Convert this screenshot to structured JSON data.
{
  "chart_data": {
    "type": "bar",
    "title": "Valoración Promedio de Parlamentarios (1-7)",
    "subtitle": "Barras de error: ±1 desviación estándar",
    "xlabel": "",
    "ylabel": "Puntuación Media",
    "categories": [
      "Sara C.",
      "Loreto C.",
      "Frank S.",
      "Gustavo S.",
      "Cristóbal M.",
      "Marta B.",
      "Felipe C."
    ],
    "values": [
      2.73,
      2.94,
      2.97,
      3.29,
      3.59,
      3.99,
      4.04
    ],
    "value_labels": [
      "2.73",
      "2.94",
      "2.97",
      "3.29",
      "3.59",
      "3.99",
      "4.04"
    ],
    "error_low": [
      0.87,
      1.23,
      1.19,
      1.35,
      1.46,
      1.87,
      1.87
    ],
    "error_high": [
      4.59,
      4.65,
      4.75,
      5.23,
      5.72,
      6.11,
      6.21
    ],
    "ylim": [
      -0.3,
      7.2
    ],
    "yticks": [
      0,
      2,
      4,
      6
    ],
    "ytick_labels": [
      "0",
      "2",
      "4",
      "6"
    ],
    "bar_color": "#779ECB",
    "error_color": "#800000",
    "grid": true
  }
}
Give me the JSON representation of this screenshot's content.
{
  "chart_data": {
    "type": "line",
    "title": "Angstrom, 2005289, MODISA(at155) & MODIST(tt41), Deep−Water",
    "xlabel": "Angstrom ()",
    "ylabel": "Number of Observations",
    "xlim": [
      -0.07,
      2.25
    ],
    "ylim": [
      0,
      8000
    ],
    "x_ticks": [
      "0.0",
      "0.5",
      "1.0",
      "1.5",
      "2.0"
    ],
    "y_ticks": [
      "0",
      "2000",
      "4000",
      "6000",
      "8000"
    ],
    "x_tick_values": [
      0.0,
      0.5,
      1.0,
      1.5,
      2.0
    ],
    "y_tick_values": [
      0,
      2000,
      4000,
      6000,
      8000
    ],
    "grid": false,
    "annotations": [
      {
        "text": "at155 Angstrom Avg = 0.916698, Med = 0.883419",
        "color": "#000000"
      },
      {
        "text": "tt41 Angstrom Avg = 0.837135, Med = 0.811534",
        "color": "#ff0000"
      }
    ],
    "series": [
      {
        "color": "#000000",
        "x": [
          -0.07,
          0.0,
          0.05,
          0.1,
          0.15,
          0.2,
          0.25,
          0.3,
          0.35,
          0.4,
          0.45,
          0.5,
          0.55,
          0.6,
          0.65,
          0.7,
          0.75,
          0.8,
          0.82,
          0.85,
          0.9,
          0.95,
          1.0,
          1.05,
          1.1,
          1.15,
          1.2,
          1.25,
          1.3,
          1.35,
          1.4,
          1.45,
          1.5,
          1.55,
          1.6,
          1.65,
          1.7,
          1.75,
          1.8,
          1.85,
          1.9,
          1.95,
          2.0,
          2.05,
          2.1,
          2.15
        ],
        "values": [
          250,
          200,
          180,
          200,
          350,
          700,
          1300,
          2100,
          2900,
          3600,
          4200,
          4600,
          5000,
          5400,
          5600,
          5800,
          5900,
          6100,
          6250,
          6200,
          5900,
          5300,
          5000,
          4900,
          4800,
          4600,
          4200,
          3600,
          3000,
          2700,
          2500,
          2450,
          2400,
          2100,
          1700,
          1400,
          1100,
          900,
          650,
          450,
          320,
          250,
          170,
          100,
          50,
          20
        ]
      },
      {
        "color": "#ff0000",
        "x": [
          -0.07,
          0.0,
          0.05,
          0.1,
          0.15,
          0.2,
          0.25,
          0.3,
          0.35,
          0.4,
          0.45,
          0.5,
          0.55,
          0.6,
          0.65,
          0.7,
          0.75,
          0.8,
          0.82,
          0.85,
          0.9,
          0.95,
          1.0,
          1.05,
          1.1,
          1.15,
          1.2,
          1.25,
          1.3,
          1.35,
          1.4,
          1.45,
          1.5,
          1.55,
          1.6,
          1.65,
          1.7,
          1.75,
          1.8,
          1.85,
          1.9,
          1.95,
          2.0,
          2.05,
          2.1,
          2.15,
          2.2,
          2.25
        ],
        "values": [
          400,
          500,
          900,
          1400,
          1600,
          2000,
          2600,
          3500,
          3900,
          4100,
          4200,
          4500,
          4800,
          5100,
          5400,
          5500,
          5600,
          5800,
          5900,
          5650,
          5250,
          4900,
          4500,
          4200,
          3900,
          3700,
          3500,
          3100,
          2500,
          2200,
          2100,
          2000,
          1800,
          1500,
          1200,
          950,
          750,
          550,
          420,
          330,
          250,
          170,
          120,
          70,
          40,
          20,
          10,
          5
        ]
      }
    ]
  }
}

* **PROBLEM DESCRIPTION**
From the records above, pick out and copy each line holding the word "Angstrom".

* **RESPONSE TO THIS TASK**
    "title": "Angstrom, 2005289, MODISA(at155) & MODIST(tt41), Deep−Water",
    "xlabel": "Angstrom ()",
        "text": "at155 Angstrom Avg = 0.916698, Med = 0.883419",
        "text": "tt41 Angstrom Avg = 0.837135, Med = 0.811534",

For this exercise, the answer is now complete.